Each line containing the word "image" must be reported.

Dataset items
○ ○ ○
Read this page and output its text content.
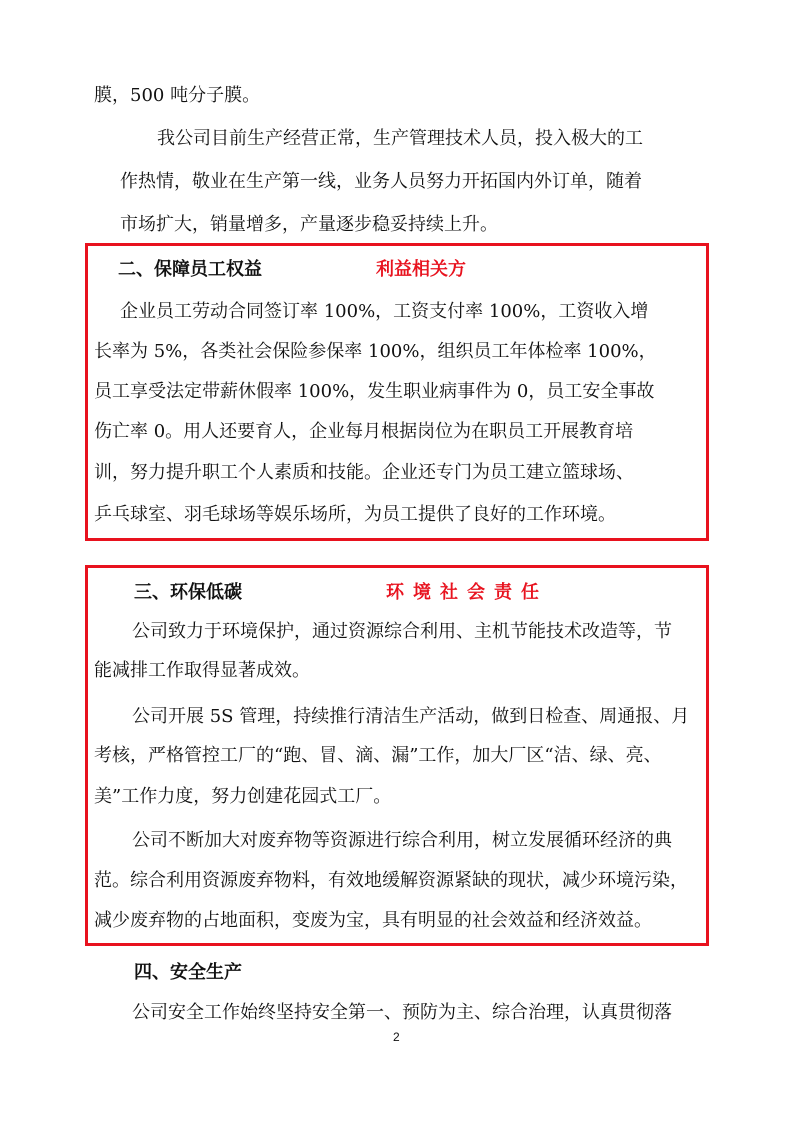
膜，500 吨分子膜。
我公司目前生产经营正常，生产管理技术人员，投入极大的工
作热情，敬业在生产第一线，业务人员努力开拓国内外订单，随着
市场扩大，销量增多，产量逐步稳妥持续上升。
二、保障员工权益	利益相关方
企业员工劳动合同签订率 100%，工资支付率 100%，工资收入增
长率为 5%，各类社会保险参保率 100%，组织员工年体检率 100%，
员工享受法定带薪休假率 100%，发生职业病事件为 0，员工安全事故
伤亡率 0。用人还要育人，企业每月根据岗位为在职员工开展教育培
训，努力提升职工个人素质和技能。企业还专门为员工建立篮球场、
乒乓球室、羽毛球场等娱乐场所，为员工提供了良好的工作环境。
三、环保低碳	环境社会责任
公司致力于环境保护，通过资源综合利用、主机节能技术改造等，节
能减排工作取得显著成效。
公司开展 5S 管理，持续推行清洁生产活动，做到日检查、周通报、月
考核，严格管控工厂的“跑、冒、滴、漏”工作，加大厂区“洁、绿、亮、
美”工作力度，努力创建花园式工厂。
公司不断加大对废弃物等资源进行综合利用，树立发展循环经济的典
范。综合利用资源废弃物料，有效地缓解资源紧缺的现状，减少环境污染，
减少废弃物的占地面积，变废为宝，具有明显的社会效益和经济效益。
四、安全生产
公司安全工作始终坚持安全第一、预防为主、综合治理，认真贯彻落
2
○ ○ ○
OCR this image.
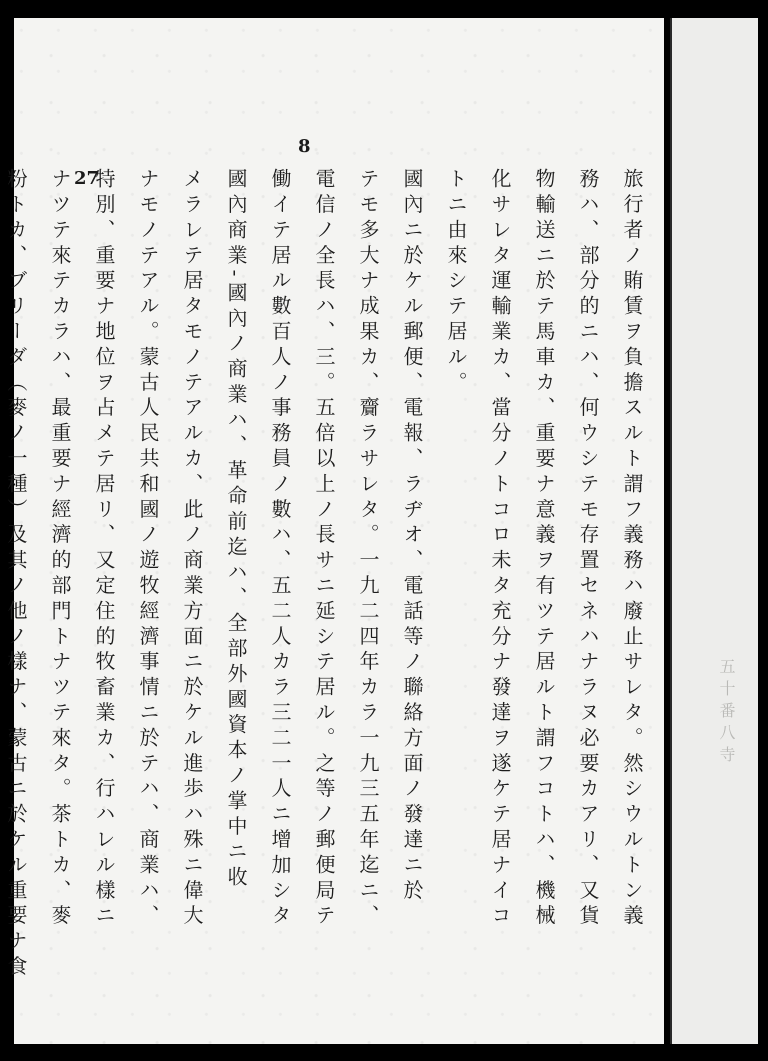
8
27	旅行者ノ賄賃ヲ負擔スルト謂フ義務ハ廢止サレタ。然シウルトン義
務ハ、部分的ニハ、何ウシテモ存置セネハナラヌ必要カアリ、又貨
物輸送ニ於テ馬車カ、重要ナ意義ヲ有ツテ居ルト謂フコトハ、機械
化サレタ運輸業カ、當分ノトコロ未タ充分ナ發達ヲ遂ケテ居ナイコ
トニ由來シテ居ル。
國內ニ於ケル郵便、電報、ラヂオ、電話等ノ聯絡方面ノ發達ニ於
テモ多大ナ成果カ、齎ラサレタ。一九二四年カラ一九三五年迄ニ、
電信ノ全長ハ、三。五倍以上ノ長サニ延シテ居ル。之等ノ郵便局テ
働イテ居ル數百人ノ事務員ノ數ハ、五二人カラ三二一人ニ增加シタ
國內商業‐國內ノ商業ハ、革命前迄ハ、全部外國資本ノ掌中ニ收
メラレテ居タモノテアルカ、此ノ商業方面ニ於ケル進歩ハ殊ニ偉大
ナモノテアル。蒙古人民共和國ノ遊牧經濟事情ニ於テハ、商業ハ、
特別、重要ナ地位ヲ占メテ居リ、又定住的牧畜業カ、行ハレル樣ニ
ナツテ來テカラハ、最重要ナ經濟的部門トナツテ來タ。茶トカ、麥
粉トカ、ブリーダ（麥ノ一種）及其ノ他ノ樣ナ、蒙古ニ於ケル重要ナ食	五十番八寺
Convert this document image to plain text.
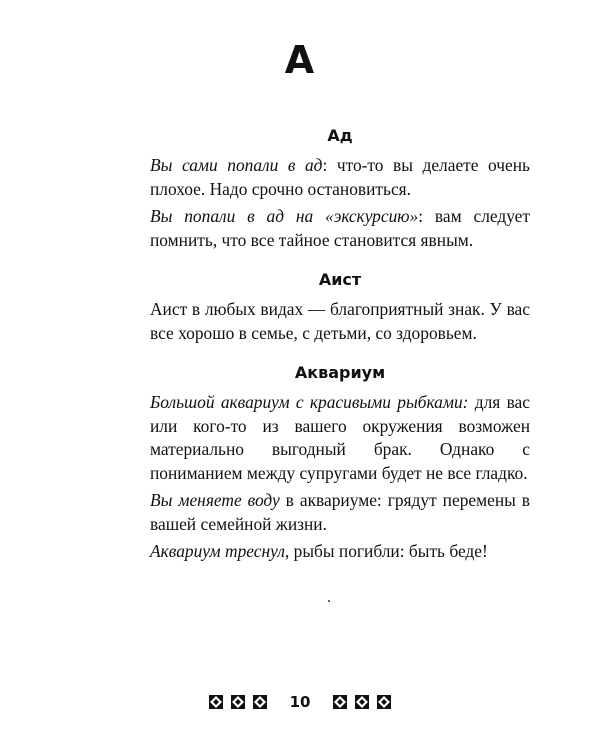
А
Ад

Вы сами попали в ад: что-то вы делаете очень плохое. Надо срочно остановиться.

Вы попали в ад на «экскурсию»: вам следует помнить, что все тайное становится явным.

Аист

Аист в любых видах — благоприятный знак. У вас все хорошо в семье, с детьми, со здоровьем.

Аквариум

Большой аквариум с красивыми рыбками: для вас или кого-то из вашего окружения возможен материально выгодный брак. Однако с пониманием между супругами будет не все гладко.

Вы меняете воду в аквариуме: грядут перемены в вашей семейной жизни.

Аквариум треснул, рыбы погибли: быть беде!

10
○ ○ ○
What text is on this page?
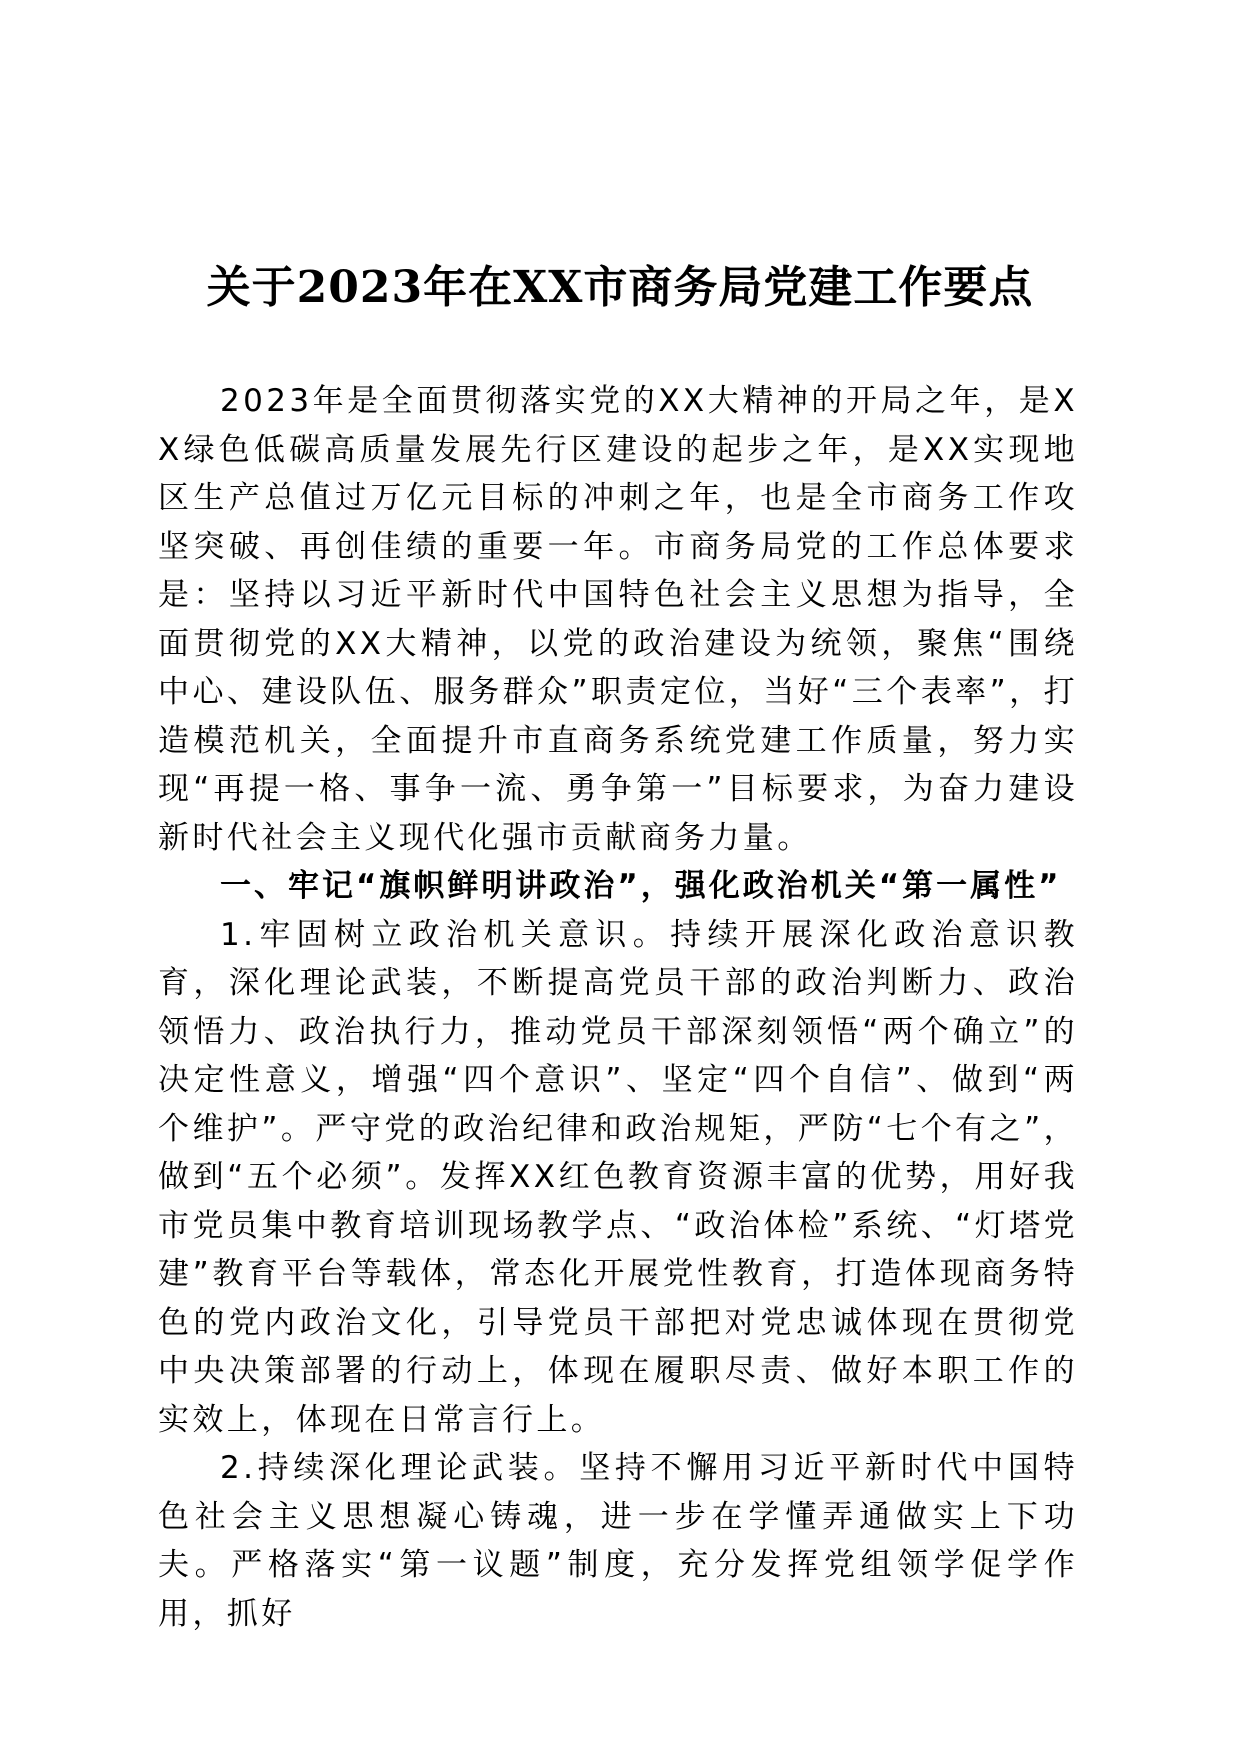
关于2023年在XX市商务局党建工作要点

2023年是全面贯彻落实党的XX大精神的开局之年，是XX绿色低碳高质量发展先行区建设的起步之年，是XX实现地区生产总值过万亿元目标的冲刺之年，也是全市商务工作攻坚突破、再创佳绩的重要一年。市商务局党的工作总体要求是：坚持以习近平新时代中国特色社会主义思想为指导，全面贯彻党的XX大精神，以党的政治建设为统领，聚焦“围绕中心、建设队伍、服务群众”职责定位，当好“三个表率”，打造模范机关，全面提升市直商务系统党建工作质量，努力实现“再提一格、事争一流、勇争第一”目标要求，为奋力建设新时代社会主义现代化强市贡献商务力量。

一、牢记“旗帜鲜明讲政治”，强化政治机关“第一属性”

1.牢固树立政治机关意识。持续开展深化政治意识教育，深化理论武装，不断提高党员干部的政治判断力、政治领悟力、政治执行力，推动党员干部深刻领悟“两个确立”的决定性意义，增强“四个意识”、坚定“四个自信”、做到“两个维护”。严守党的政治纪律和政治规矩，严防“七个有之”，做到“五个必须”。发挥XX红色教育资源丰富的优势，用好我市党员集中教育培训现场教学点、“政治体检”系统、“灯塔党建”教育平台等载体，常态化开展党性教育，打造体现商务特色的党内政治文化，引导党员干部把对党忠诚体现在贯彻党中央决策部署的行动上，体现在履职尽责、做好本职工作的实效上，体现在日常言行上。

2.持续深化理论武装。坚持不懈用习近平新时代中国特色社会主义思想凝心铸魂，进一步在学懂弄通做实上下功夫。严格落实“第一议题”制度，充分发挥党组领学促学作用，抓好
○ ○ ○
SOLUTION:
OCR this image.
Convert this document image to plain text.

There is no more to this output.